§ Written problem:
Set the listing down again exactly, please, apart from its pictures.

================

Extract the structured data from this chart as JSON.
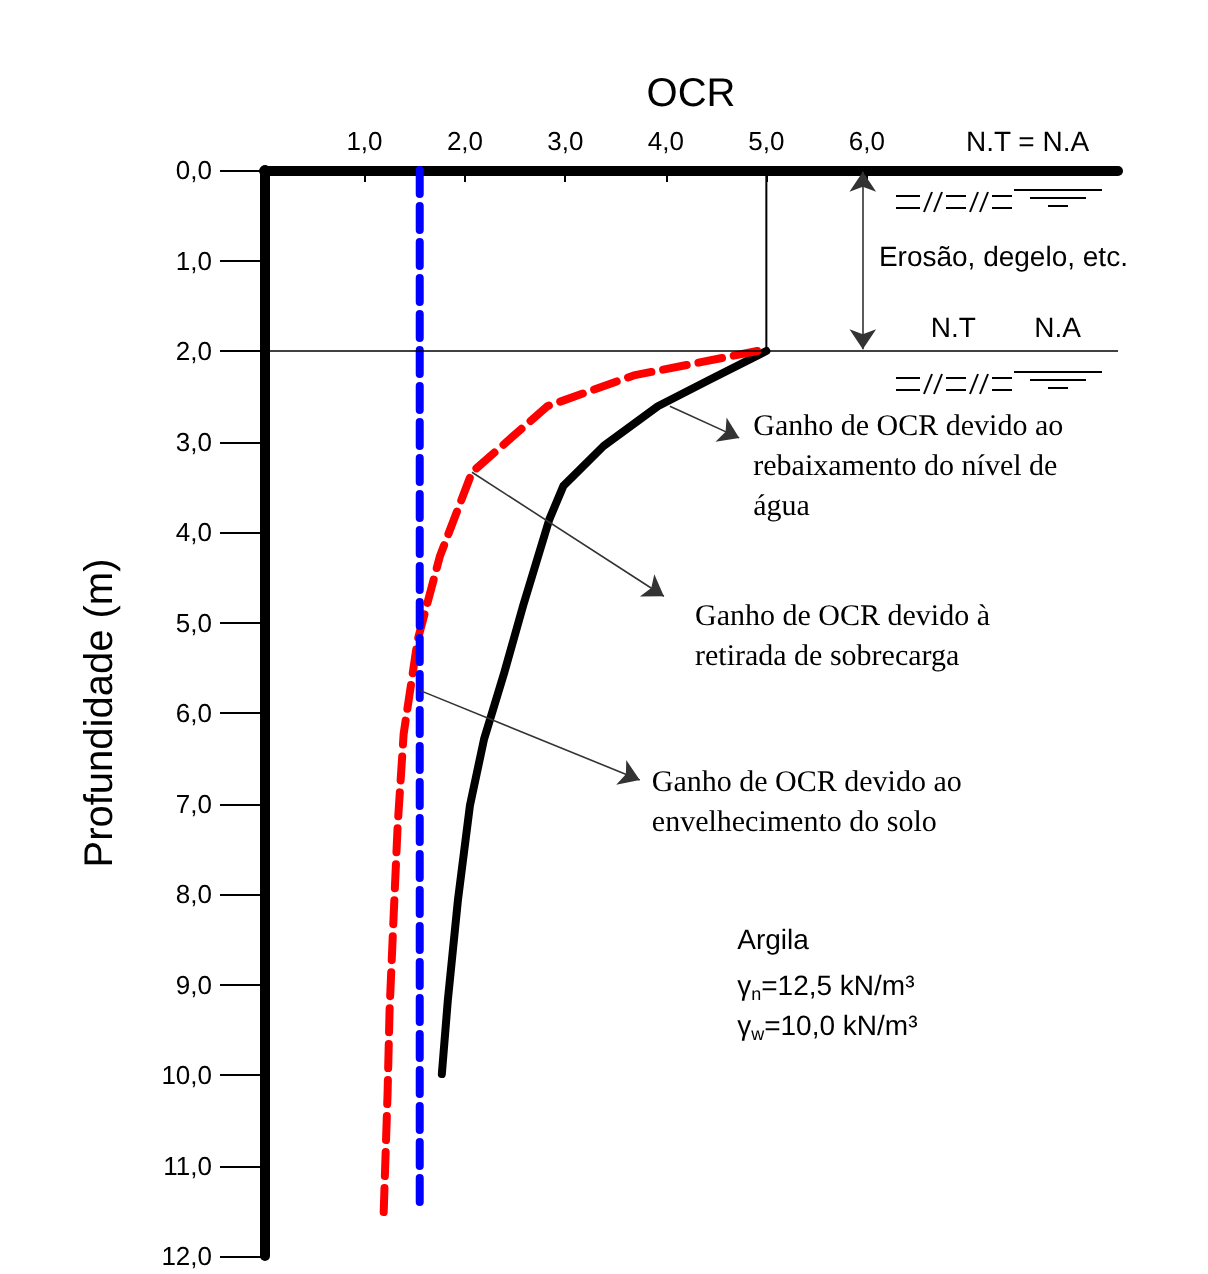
{
  "chart_data": {
    "type": "line",
    "xlabel": "OCR",
    "ylabel": "Profundidade (m)",
    "xlim": [
      0,
      8.5
    ],
    "ylim": [
      12,
      0
    ],
    "xticks": [
      {
        "value": 1,
        "label": "1,0"
      },
      {
        "value": 2,
        "label": "2,0"
      },
      {
        "value": 3,
        "label": "3,0"
      },
      {
        "value": 4,
        "label": "4,0"
      },
      {
        "value": 5,
        "label": "5,0"
      },
      {
        "value": 6,
        "label": "6,0"
      }
    ],
    "yticks": [
      {
        "value": 0,
        "label": "0,0"
      },
      {
        "value": 1,
        "label": "1,0"
      },
      {
        "value": 2,
        "label": "2,0"
      },
      {
        "value": 3,
        "label": "3,0"
      },
      {
        "value": 4,
        "label": "4,0"
      },
      {
        "value": 5,
        "label": "5,0"
      },
      {
        "value": 6,
        "label": "6,0"
      },
      {
        "value": 7,
        "label": "7,0"
      },
      {
        "value": 8,
        "label": "8,0"
      },
      {
        "value": 9,
        "label": "9,0"
      },
      {
        "value": 10,
        "label": "10,0"
      },
      {
        "value": 11,
        "label": "11,0"
      },
      {
        "value": 12,
        "label": "12,0"
      }
    ],
    "series": [
      {
        "color": "#000000",
        "line_style": "solid",
        "x": [
          5.0,
          4.43,
          3.92,
          3.38,
          2.98,
          2.84,
          2.58,
          2.39,
          2.19,
          2.05,
          1.93,
          1.83,
          1.77
        ],
        "values": [
          2.0,
          2.32,
          2.61,
          3.05,
          3.49,
          3.86,
          4.81,
          5.56,
          6.29,
          7.02,
          8.07,
          9.17,
          9.99
        ]
      },
      {
        "color": "#ff0000",
        "line_style": "dashed",
        "x": [
          4.91,
          3.68,
          2.82,
          2.07,
          1.75,
          1.53,
          1.39,
          1.33,
          1.29,
          1.25,
          1.23,
          1.19
        ],
        "values": [
          2.0,
          2.27,
          2.61,
          3.34,
          4.27,
          5.19,
          6.23,
          7.25,
          8.25,
          9.28,
          10.2,
          11.56
        ]
      },
      {
        "color": "#0000ff",
        "line_style": "dashed",
        "x": [
          1.55,
          1.55
        ],
        "values": [
          0,
          11.53
        ]
      },
      {
        "color": "#000000",
        "line_style": "solid",
        "x": [
          5.0,
          5.0
        ],
        "values": [
          0,
          2.0
        ]
      }
    ],
    "ref_lines": [
      {
        "axis": "y",
        "value": 2,
        "color": "#000000"
      }
    ],
    "annotations": [
      "N.T = N.A",
      "Erosão, degelo, etc.",
      "N.T",
      "N.A",
      "Ganho de OCR devido ao\nrebaixamento do nível de\nágua",
      "Ganho de OCR devido à\nretirada de sobrecarga",
      "Ganho de OCR devido ao\nenvelhecimento do solo",
      "Argila",
      "γ$_{n}$=12,5 kN/m³",
      "γ$_{w}$=10,0 kN/m³"
    ],
    "grid": false,
    "marker": "none"
  }
}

================

§ Right answer:
Extract the structured data from this chart as JSON.
{
  "chart_data": {
    "type": "line",
    "xlabel": "OCR",
    "ylabel": "Profundidade (m)",
    "xlim": [
      0,
      8.5
    ],
    "ylim": [
      12,
      0
    ],
    "xticks": [
      {
        "value": 1,
        "label": "1,0"
      },
      {
        "value": 2,
        "label": "2,0"
      },
      {
        "value": 3,
        "label": "3,0"
      },
      {
        "value": 4,
        "label": "4,0"
      },
      {
        "value": 5,
        "label": "5,0"
      },
      {
        "value": 6,
        "label": "6,0"
      }
    ],
    "yticks": [
      {
        "value": 0,
        "label": "0,0"
      },
      {
        "value": 1,
        "label": "1,0"
      },
      {
        "value": 2,
        "label": "2,0"
      },
      {
        "value": 3,
        "label": "3,0"
      },
      {
        "value": 4,
        "label": "4,0"
      },
      {
        "value": 5,
        "label": "5,0"
      },
      {
        "value": 6,
        "label": "6,0"
      },
      {
        "value": 7,
        "label": "7,0"
      },
      {
        "value": 8,
        "label": "8,0"
      },
      {
        "value": 9,
        "label": "9,0"
      },
      {
        "value": 10,
        "label": "10,0"
      },
      {
        "value": 11,
        "label": "11,0"
      },
      {
        "value": 12,
        "label": "12,0"
      }
    ],
    "series": [
      {
        "color": "#000000",
        "line_style": "solid",
        "x": [
          5.0,
          4.43,
          3.92,
          3.38,
          2.98,
          2.84,
          2.58,
          2.39,
          2.19,
          2.05,
          1.93,
          1.83,
          1.77
        ],
        "values": [
          2.0,
          2.32,
          2.61,
          3.05,
          3.49,
          3.86,
          4.81,
          5.56,
          6.29,
          7.02,
          8.07,
          9.17,
          9.99
        ]
      },
      {
        "color": "#ff0000",
        "line_style": "dashed",
        "x": [
          4.91,
          3.68,
          2.82,
          2.07,
          1.75,
          1.53,
          1.39,
          1.33,
          1.29,
          1.25,
          1.23,
          1.19
        ],
        "values": [
          2.0,
          2.27,
          2.61,
          3.34,
          4.27,
          5.19,
          6.23,
          7.25,
          8.25,
          9.28,
          10.2,
          11.56
        ]
      },
      {
        "color": "#0000ff",
        "line_style": "dashed",
        "x": [
          1.55,
          1.55
        ],
        "values": [
          0,
          11.53
        ]
      },
      {
        "color": "#000000",
        "line_style": "solid",
        "x": [
          5.0,
          5.0
        ],
        "values": [
          0,
          2.0
        ]
      }
    ],
    "ref_lines": [
      {
        "axis": "y",
        "value": 2,
        "color": "#000000"
      }
    ],
    "annotations": [
      "N.T = N.A",
      "Erosão, degelo, etc.",
      "N.T",
      "N.A",
      "Ganho de OCR devido ao\nrebaixamento do nível de\nágua",
      "Ganho de OCR devido à\nretirada de sobrecarga",
      "Ganho de OCR devido ao\nenvelhecimento do solo",
      "Argila",
      "γ$_{n}$=12,5 kN/m³",
      "γ$_{w}$=10,0 kN/m³"
    ],
    "grid": false,
    "marker": "none"
  }
}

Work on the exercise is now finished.